[What to do]: Write out the material again word for word, dropping any images it holds.

[Raw data]:
**********
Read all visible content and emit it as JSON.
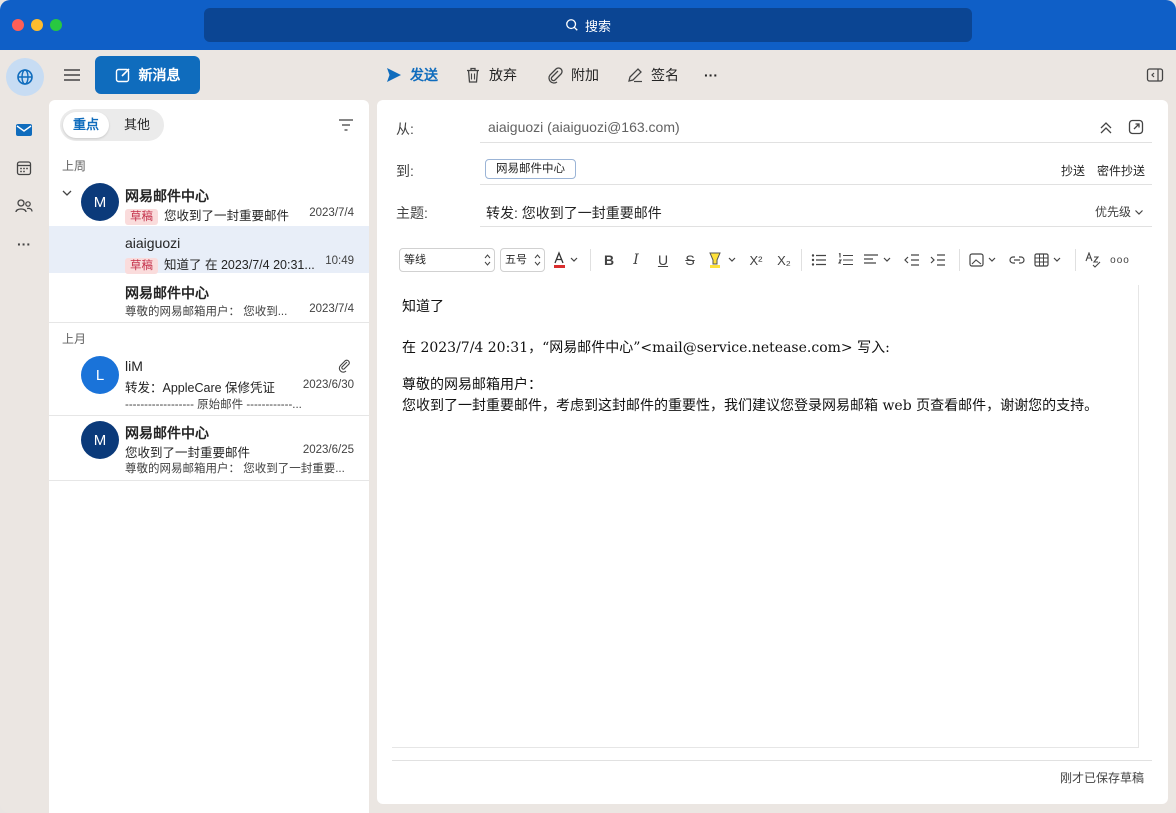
{
  "titlebar": {
    "search_label": "搜索"
  },
  "toolbar": {
    "new_message": "新消息",
    "send": "发送",
    "discard": "放弃",
    "attach": "附加",
    "signature": "签名",
    "more": "···"
  },
  "pivot": {
    "focused": "重点",
    "other": "其他"
  },
  "groups": {
    "last_week": "上周",
    "last_month": "上月"
  },
  "mails": [
    {
      "avatar": "M",
      "sender": "网易邮件中心",
      "badge": "草稿",
      "subject": "您收到了一封重要邮件",
      "date": "2023/7/4"
    },
    {
      "sender": "aiaiguozi",
      "badge": "草稿",
      "subject": "知道了 在 2023/7/4 20:31...",
      "date": "10:49"
    },
    {
      "sender": "网易邮件中心",
      "preview": "尊敬的网易邮箱用户：  您收到...",
      "date": "2023/7/4"
    },
    {
      "avatar": "L",
      "sender": "liM",
      "subject": "转发：AppleCare 保修凭证",
      "preview": "------------------ 原始邮件 ------------...",
      "date": "2023/6/30"
    },
    {
      "avatar": "M",
      "sender": "网易邮件中心",
      "subject": "您收到了一封重要邮件",
      "preview": "尊敬的网易邮箱用户：  您收到了一封重要...",
      "date": "2023/6/25"
    }
  ],
  "compose": {
    "from_label": "从:",
    "from_value": "aiaiguozi (aiaiguozi@163.com)",
    "to_label": "到:",
    "to_chip": "网易邮件中心",
    "cc": "抄送",
    "bcc": "密件抄送",
    "subject_label": "主题:",
    "subject_value": "转发: 您收到了一封重要邮件",
    "priority": "优先级",
    "font_name": "等线",
    "font_size": "五号",
    "body_line1": "知道了",
    "body_line2": "在 2023/7/4 20:31，“网易邮件中心”<mail@service.netease.com> 写入:",
    "body_line3": "尊敬的网易邮箱用户：",
    "body_line4": "您收到了一封重要邮件，考虑到这封邮件的重要性，我们建议您登录网易邮箱 web 页查看邮件，谢谢您的支持。",
    "saved_status": "刚才已保存草稿"
  },
  "colors": {
    "brand": "#0f6cbd",
    "titlebar": "#0f5fc7",
    "draft_badge": "#c4314b",
    "avatar_m": "#0b3a7a",
    "avatar_l": "#1a73d9"
  }
}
**********
[Expected output]:
Read all visible content and emit it as JSON.
{
  "titlebar": {
    "search_label": "搜索"
  },
  "toolbar": {
    "new_message": "新消息",
    "send": "发送",
    "discard": "放弃",
    "attach": "附加",
    "signature": "签名",
    "more": "···"
  },
  "pivot": {
    "focused": "重点",
    "other": "其他"
  },
  "groups": {
    "last_week": "上周",
    "last_month": "上月"
  },
  "mails": [
    {
      "avatar": "M",
      "sender": "网易邮件中心",
      "badge": "草稿",
      "subject": "您收到了一封重要邮件",
      "date": "2023/7/4"
    },
    {
      "sender": "aiaiguozi",
      "badge": "草稿",
      "subject": "知道了 在 2023/7/4 20:31...",
      "date": "10:49"
    },
    {
      "sender": "网易邮件中心",
      "preview": "尊敬的网易邮箱用户：  您收到...",
      "date": "2023/7/4"
    },
    {
      "avatar": "L",
      "sender": "liM",
      "subject": "转发：AppleCare 保修凭证",
      "preview": "------------------ 原始邮件 ------------...",
      "date": "2023/6/30"
    },
    {
      "avatar": "M",
      "sender": "网易邮件中心",
      "subject": "您收到了一封重要邮件",
      "preview": "尊敬的网易邮箱用户：  您收到了一封重要...",
      "date": "2023/6/25"
    }
  ],
  "compose": {
    "from_label": "从:",
    "from_value": "aiaiguozi (aiaiguozi@163.com)",
    "to_label": "到:",
    "to_chip": "网易邮件中心",
    "cc": "抄送",
    "bcc": "密件抄送",
    "subject_label": "主题:",
    "subject_value": "转发: 您收到了一封重要邮件",
    "priority": "优先级",
    "font_name": "等线",
    "font_size": "五号",
    "body_line1": "知道了",
    "body_line2": "在 2023/7/4 20:31，“网易邮件中心”<mail@service.netease.com> 写入:",
    "body_line3": "尊敬的网易邮箱用户：",
    "body_line4": "您收到了一封重要邮件，考虑到这封邮件的重要性，我们建议您登录网易邮箱 web 页查看邮件，谢谢您的支持。",
    "saved_status": "刚才已保存草稿"
  },
  "colors": {
    "brand": "#0f6cbd",
    "titlebar": "#0f5fc7",
    "draft_badge": "#c4314b",
    "avatar_m": "#0b3a7a",
    "avatar_l": "#1a73d9"
  }
}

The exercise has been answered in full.